- **WHAT IS REQUIRED**: Exactly as written, retype the listing below, omitting the pictures.
** Start of DATA SHOWN **
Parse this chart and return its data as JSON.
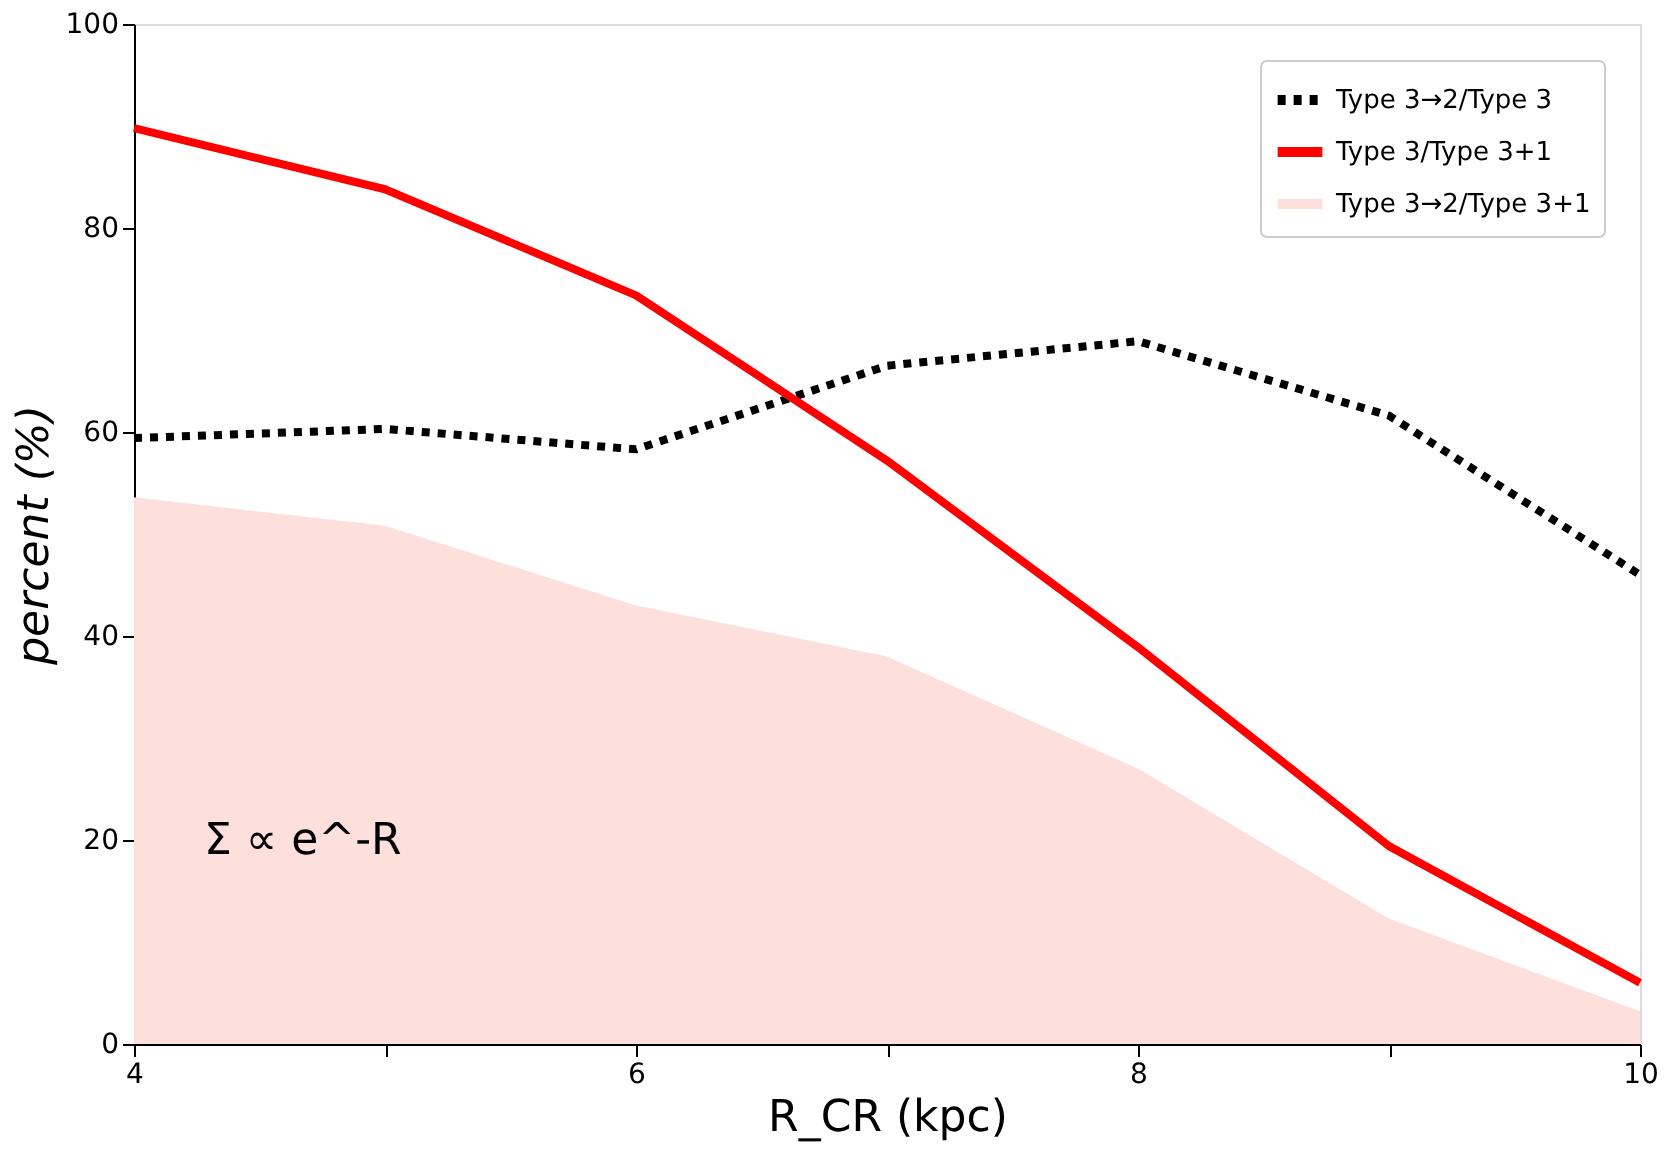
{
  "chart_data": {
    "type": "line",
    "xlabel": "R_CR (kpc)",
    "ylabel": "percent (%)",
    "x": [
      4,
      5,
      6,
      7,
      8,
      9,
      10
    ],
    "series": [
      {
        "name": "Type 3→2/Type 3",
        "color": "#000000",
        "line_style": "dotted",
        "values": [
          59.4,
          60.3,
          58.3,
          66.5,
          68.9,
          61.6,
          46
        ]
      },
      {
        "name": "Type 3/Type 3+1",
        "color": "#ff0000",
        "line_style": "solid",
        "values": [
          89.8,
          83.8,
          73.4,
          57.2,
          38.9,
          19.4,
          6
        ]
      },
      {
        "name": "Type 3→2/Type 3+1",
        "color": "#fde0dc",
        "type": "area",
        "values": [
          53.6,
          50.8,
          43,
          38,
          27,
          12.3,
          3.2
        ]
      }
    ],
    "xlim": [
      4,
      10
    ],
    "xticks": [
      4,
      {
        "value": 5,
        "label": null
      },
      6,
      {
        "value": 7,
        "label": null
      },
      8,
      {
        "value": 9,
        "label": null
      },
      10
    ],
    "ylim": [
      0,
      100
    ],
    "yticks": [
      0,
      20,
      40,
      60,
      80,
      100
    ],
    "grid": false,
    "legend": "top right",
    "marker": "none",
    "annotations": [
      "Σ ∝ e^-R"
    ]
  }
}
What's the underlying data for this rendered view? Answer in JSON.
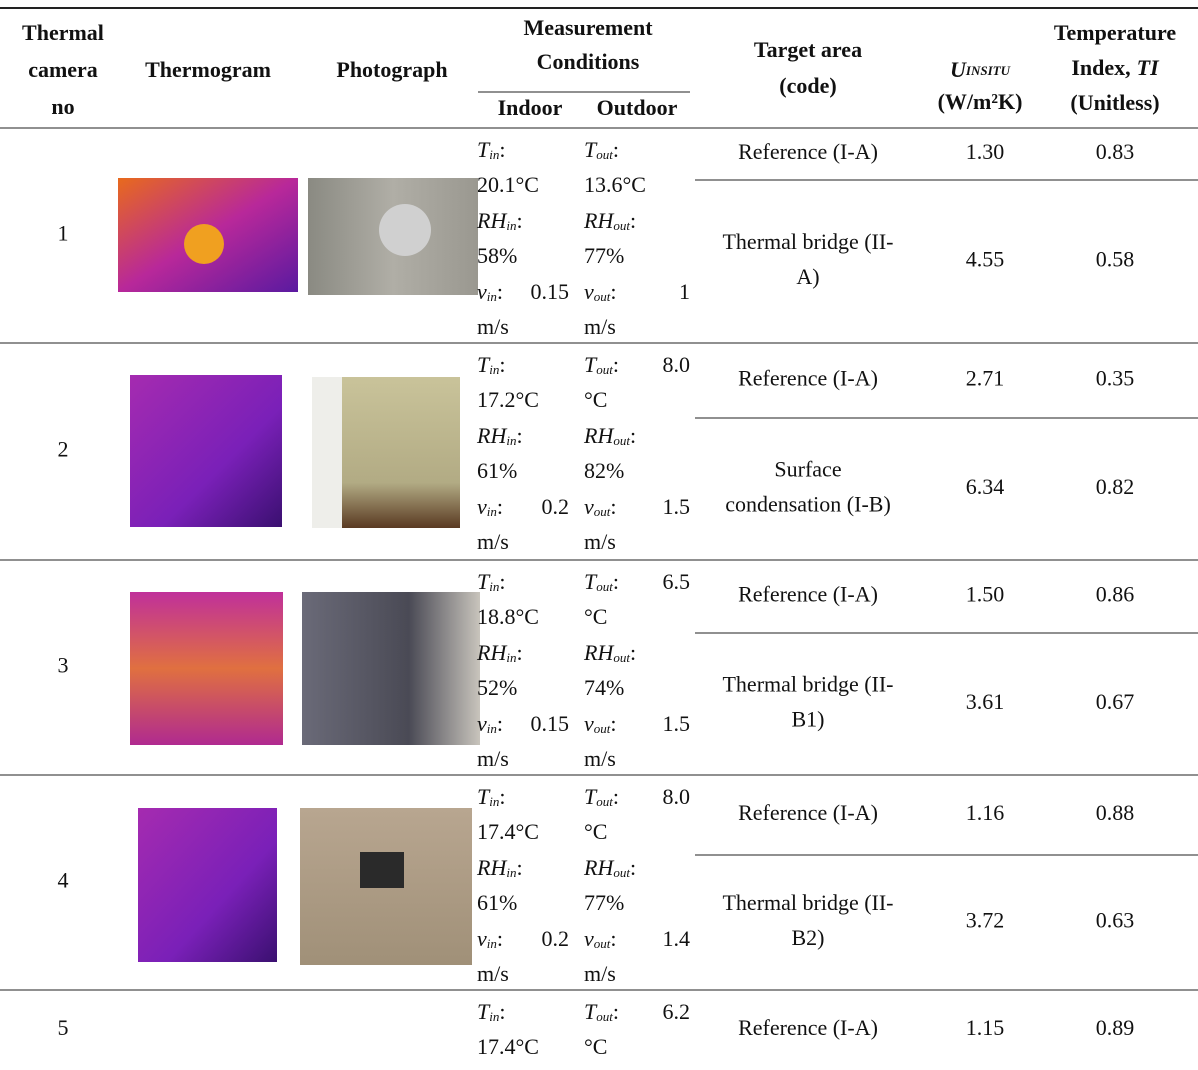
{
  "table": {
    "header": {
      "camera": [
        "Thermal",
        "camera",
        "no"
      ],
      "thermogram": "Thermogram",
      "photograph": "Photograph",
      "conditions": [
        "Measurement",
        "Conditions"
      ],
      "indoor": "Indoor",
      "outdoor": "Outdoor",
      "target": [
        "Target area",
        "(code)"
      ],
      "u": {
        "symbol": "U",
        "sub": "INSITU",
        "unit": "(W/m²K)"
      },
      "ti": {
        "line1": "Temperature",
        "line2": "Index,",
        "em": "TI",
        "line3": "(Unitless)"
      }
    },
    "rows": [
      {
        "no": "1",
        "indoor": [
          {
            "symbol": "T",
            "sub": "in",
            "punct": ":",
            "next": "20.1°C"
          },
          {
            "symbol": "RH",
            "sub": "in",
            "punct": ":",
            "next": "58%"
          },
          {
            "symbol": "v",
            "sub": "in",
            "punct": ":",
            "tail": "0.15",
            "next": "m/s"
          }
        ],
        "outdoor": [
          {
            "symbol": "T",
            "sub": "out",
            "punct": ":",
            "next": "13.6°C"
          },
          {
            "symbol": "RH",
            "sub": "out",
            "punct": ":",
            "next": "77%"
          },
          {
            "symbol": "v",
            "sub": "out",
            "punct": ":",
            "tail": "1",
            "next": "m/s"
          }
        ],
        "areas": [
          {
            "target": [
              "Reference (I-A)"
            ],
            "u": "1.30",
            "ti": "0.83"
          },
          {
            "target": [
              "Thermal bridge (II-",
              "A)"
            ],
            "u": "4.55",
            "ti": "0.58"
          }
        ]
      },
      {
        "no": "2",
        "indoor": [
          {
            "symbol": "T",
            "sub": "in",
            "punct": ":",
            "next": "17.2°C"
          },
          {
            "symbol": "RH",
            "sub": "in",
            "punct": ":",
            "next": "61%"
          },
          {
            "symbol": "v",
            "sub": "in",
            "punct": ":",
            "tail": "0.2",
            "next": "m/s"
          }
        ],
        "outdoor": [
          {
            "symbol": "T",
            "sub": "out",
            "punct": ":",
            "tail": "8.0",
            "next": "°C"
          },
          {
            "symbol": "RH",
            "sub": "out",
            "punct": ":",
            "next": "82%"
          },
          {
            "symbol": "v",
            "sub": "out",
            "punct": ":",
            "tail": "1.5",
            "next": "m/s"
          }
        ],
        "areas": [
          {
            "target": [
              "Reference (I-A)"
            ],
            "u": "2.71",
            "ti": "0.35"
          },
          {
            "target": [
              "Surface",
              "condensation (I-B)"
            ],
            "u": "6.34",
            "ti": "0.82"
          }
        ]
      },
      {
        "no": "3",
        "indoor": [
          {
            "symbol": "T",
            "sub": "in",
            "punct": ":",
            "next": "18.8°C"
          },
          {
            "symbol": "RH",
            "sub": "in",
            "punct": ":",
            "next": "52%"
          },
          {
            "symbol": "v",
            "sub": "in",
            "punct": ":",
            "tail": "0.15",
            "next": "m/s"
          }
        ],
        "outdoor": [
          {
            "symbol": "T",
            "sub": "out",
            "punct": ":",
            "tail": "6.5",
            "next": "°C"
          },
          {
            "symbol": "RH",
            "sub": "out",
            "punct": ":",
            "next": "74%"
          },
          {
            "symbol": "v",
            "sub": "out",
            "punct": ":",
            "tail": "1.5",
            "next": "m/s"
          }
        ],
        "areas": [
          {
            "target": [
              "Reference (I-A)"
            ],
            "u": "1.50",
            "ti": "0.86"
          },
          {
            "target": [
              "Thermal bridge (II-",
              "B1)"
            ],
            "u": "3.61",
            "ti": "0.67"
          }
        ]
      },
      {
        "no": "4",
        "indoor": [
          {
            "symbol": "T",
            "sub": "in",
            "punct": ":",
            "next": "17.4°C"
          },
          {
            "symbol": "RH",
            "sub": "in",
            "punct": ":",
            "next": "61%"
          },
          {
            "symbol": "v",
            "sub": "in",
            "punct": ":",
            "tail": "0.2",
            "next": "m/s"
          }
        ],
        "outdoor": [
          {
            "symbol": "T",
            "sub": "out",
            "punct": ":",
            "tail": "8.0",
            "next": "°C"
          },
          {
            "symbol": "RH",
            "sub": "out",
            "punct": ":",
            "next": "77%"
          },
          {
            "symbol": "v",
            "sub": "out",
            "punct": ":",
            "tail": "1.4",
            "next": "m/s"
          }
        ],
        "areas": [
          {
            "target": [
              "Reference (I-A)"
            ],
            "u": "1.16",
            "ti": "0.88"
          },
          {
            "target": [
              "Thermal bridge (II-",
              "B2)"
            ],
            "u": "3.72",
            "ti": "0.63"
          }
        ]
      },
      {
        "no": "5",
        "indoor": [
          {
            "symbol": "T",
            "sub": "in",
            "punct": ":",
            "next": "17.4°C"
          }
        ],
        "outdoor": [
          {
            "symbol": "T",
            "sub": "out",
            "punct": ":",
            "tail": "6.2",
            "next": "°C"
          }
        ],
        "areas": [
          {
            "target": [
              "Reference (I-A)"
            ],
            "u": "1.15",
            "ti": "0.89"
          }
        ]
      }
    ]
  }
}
** End of DATA SHOWN **
- **SOLUTION TO THE EXERCISE**:
Parse this chart and return its data as JSON.
{
  "chart_data": {
    "type": "line",
    "xlabel": "R_CR (kpc)",
    "ylabel": "percent (%)",
    "x": [
      4,
      5,
      6,
      7,
      8,
      9,
      10
    ],
    "series": [
      {
        "name": "Type 3→2/Type 3",
        "color": "#000000",
        "line_style": "dotted",
        "values": [
          59.4,
          60.3,
          58.3,
          66.5,
          68.9,
          61.6,
          46
        ]
      },
      {
        "name": "Type 3/Type 3+1",
        "color": "#ff0000",
        "line_style": "solid",
        "values": [
          89.8,
          83.8,
          73.4,
          57.2,
          38.9,
          19.4,
          6
        ]
      },
      {
        "name": "Type 3→2/Type 3+1",
        "color": "#fde0dc",
        "type": "area",
        "values": [
          53.6,
          50.8,
          43,
          38,
          27,
          12.3,
          3.2
        ]
      }
    ],
    "xlim": [
      4,
      10
    ],
    "xticks": [
      4,
      {
        "value": 5,
        "label": null
      },
      6,
      {
        "value": 7,
        "label": null
      },
      8,
      {
        "value": 9,
        "label": null
      },
      10
    ],
    "ylim": [
      0,
      100
    ],
    "yticks": [
      0,
      20,
      40,
      60,
      80,
      100
    ],
    "grid": false,
    "legend": "top right",
    "marker": "none",
    "annotations": [
      "Σ ∝ e^-R"
    ]
  }
}
What's the underlying data for this rendered view? Answer in JSON.
{
  "table": {
    "header": {
      "camera": [
        "Thermal",
        "camera",
        "no"
      ],
      "thermogram": "Thermogram",
      "photograph": "Photograph",
      "conditions": [
        "Measurement",
        "Conditions"
      ],
      "indoor": "Indoor",
      "outdoor": "Outdoor",
      "target": [
        "Target area",
        "(code)"
      ],
      "u": {
        "symbol": "U",
        "sub": "INSITU",
        "unit": "(W/m²K)"
      },
      "ti": {
        "line1": "Temperature",
        "line2": "Index,",
        "em": "TI",
        "line3": "(Unitless)"
      }
    },
    "rows": [
      {
        "no": "1",
        "indoor": [
          {
            "symbol": "T",
            "sub": "in",
            "punct": ":",
            "next": "20.1°C"
          },
          {
            "symbol": "RH",
            "sub": "in",
            "punct": ":",
            "next": "58%"
          },
          {
            "symbol": "v",
            "sub": "in",
            "punct": ":",
            "tail": "0.15",
            "next": "m/s"
          }
        ],
        "outdoor": [
          {
            "symbol": "T",
            "sub": "out",
            "punct": ":",
            "next": "13.6°C"
          },
          {
            "symbol": "RH",
            "sub": "out",
            "punct": ":",
            "next": "77%"
          },
          {
            "symbol": "v",
            "sub": "out",
            "punct": ":",
            "tail": "1",
            "next": "m/s"
          }
        ],
        "areas": [
          {
            "target": [
              "Reference (I-A)"
            ],
            "u": "1.30",
            "ti": "0.83"
          },
          {
            "target": [
              "Thermal bridge (II-",
              "A)"
            ],
            "u": "4.55",
            "ti": "0.58"
          }
        ]
      },
      {
        "no": "2",
        "indoor": [
          {
            "symbol": "T",
            "sub": "in",
            "punct": ":",
            "next": "17.2°C"
          },
          {
            "symbol": "RH",
            "sub": "in",
            "punct": ":",
            "next": "61%"
          },
          {
            "symbol": "v",
            "sub": "in",
            "punct": ":",
            "tail": "0.2",
            "next": "m/s"
          }
        ],
        "outdoor": [
          {
            "symbol": "T",
            "sub": "out",
            "punct": ":",
            "tail": "8.0",
            "next": "°C"
          },
          {
            "symbol": "RH",
            "sub": "out",
            "punct": ":",
            "next": "82%"
          },
          {
            "symbol": "v",
            "sub": "out",
            "punct": ":",
            "tail": "1.5",
            "next": "m/s"
          }
        ],
        "areas": [
          {
            "target": [
              "Reference (I-A)"
            ],
            "u": "2.71",
            "ti": "0.35"
          },
          {
            "target": [
              "Surface",
              "condensation (I-B)"
            ],
            "u": "6.34",
            "ti": "0.82"
          }
        ]
      },
      {
        "no": "3",
        "indoor": [
          {
            "symbol": "T",
            "sub": "in",
            "punct": ":",
            "next": "18.8°C"
          },
          {
            "symbol": "RH",
            "sub": "in",
            "punct": ":",
            "next": "52%"
          },
          {
            "symbol": "v",
            "sub": "in",
            "punct": ":",
            "tail": "0.15",
            "next": "m/s"
          }
        ],
        "outdoor": [
          {
            "symbol": "T",
            "sub": "out",
            "punct": ":",
            "tail": "6.5",
            "next": "°C"
          },
          {
            "symbol": "RH",
            "sub": "out",
            "punct": ":",
            "next": "74%"
          },
          {
            "symbol": "v",
            "sub": "out",
            "punct": ":",
            "tail": "1.5",
            "next": "m/s"
          }
        ],
        "areas": [
          {
            "target": [
              "Reference (I-A)"
            ],
            "u": "1.50",
            "ti": "0.86"
          },
          {
            "target": [
              "Thermal bridge (II-",
              "B1)"
            ],
            "u": "3.61",
            "ti": "0.67"
          }
        ]
      },
      {
        "no": "4",
        "indoor": [
          {
            "symbol": "T",
            "sub": "in",
            "punct": ":",
            "next": "17.4°C"
          },
          {
            "symbol": "RH",
            "sub": "in",
            "punct": ":",
            "next": "61%"
          },
          {
            "symbol": "v",
            "sub": "in",
            "punct": ":",
            "tail": "0.2",
            "next": "m/s"
          }
        ],
        "outdoor": [
          {
            "symbol": "T",
            "sub": "out",
            "punct": ":",
            "tail": "8.0",
            "next": "°C"
          },
          {
            "symbol": "RH",
            "sub": "out",
            "punct": ":",
            "next": "77%"
          },
          {
            "symbol": "v",
            "sub": "out",
            "punct": ":",
            "tail": "1.4",
            "next": "m/s"
          }
        ],
        "areas": [
          {
            "target": [
              "Reference (I-A)"
            ],
            "u": "1.16",
            "ti": "0.88"
          },
          {
            "target": [
              "Thermal bridge (II-",
              "B2)"
            ],
            "u": "3.72",
            "ti": "0.63"
          }
        ]
      },
      {
        "no": "5",
        "indoor": [
          {
            "symbol": "T",
            "sub": "in",
            "punct": ":",
            "next": "17.4°C"
          }
        ],
        "outdoor": [
          {
            "symbol": "T",
            "sub": "out",
            "punct": ":",
            "tail": "6.2",
            "next": "°C"
          }
        ],
        "areas": [
          {
            "target": [
              "Reference (I-A)"
            ],
            "u": "1.15",
            "ti": "0.89"
          }
        ]
      }
    ]
  }
}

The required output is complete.